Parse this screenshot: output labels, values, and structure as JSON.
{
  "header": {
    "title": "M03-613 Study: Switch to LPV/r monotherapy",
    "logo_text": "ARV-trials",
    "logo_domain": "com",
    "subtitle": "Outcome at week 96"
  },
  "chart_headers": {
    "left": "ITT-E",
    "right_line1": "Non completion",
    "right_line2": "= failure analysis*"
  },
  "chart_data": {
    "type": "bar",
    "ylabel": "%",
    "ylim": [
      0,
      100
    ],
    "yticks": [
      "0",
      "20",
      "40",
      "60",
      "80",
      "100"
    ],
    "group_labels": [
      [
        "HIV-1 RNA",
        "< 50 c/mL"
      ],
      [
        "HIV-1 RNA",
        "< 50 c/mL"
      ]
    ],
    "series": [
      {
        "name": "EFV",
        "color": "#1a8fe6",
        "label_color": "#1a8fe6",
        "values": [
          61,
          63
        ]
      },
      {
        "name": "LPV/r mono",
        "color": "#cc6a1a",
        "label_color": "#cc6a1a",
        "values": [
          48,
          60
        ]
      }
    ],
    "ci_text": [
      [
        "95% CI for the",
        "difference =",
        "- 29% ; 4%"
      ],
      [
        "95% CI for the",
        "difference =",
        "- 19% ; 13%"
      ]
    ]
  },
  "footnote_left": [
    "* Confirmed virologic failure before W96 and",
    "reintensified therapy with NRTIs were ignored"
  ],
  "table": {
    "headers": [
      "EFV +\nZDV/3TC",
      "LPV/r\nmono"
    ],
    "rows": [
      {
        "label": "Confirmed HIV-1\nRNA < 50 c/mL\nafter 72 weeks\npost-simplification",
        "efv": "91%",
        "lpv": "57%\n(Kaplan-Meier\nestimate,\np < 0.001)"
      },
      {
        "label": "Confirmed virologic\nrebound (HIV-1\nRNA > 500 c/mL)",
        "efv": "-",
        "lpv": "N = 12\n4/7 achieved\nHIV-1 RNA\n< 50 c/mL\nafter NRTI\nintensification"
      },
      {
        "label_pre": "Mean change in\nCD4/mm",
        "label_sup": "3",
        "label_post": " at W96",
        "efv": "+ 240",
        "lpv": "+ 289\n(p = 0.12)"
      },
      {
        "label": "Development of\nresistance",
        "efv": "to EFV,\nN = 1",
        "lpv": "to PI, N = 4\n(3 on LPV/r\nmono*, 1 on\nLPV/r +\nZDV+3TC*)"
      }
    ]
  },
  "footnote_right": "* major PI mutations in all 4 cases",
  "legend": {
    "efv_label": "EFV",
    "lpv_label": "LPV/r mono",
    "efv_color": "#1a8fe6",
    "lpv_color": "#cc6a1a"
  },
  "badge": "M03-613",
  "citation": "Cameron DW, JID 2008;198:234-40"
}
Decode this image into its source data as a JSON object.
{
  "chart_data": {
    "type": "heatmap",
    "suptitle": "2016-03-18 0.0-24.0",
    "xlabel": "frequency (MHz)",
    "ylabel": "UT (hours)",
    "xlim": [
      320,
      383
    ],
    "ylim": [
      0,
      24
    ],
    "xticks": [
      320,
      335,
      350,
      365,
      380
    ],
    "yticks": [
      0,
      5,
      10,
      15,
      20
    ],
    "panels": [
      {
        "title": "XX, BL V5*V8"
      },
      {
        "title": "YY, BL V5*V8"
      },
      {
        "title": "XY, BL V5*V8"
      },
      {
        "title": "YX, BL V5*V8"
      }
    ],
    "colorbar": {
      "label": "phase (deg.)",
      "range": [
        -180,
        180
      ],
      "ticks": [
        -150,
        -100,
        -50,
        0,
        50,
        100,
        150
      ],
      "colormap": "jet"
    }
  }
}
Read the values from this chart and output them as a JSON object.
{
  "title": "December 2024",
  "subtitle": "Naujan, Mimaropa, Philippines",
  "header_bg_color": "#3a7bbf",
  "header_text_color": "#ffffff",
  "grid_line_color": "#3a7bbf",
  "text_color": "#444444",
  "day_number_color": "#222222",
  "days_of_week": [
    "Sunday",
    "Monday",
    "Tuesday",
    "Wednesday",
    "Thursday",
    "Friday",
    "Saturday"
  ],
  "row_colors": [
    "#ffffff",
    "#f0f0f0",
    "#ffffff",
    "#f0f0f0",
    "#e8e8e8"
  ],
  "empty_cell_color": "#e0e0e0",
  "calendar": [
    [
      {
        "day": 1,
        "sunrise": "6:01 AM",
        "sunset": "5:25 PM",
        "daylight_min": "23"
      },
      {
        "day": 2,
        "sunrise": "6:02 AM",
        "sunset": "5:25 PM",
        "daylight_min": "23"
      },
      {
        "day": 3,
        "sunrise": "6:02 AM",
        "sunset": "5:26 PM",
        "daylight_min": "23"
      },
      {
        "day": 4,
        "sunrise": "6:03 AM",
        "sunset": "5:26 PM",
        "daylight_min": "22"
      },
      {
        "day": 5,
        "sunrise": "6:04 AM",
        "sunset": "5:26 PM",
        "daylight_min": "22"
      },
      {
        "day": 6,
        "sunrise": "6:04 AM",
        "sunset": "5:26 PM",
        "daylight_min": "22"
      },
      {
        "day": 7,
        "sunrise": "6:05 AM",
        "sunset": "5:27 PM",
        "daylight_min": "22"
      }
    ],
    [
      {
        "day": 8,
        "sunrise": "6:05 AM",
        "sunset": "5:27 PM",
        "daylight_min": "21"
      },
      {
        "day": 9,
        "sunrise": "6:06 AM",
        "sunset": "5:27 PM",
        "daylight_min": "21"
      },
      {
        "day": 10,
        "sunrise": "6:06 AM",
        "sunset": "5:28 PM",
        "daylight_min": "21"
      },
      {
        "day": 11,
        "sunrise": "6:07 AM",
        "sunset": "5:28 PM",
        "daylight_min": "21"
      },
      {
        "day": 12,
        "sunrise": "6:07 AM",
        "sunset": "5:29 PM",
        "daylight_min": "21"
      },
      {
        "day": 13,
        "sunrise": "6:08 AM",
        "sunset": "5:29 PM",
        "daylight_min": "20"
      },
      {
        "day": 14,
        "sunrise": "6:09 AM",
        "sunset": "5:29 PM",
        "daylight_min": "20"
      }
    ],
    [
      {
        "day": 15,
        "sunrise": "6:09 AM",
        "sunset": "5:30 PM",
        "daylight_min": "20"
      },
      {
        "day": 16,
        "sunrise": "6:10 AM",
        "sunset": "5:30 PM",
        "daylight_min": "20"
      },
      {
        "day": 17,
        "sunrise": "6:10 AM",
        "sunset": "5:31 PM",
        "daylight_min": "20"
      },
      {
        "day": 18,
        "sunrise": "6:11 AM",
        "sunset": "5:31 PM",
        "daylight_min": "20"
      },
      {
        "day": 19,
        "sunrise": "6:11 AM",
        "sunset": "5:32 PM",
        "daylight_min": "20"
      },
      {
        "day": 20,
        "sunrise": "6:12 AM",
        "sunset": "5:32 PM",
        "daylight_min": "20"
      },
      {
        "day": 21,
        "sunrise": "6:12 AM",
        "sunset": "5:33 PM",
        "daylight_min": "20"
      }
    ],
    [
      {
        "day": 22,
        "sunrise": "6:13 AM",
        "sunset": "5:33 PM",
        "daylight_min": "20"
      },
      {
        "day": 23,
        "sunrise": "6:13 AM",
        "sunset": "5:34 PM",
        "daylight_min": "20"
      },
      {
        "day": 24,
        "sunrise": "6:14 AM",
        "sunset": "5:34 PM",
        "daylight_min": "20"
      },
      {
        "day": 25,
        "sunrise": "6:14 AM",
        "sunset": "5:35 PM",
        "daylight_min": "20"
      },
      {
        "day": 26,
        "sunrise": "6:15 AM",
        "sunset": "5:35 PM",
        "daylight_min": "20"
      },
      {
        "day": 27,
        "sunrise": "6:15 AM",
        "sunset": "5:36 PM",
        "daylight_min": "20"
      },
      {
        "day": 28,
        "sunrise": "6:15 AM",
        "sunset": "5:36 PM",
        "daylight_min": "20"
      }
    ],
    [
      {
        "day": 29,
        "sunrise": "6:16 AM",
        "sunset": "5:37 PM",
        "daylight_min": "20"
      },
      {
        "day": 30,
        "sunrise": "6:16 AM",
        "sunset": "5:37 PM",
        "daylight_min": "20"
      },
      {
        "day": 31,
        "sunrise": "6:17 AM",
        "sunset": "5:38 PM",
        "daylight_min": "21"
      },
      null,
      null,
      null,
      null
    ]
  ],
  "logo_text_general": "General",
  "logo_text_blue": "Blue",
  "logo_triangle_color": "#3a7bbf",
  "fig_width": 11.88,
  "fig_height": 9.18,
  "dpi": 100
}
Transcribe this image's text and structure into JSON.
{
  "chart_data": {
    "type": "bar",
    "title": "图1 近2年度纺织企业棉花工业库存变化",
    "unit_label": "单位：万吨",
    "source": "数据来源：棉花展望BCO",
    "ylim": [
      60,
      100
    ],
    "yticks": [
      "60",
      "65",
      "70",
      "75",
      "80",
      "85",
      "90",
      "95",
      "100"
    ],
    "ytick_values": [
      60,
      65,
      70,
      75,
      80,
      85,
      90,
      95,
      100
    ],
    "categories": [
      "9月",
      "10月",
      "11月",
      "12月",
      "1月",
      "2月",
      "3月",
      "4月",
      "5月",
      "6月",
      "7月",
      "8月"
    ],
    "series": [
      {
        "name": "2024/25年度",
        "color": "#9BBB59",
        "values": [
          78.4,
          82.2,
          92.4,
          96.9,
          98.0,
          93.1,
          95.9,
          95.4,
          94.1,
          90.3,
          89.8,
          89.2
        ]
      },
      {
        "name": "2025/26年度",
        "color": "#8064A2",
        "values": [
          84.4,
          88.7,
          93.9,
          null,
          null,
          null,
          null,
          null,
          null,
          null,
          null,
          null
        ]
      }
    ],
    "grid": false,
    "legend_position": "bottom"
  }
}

→ Goal:
Work through the data and report how many of its lines hold the word "structure", giving only the figure.

→ Solution for this exercise:
2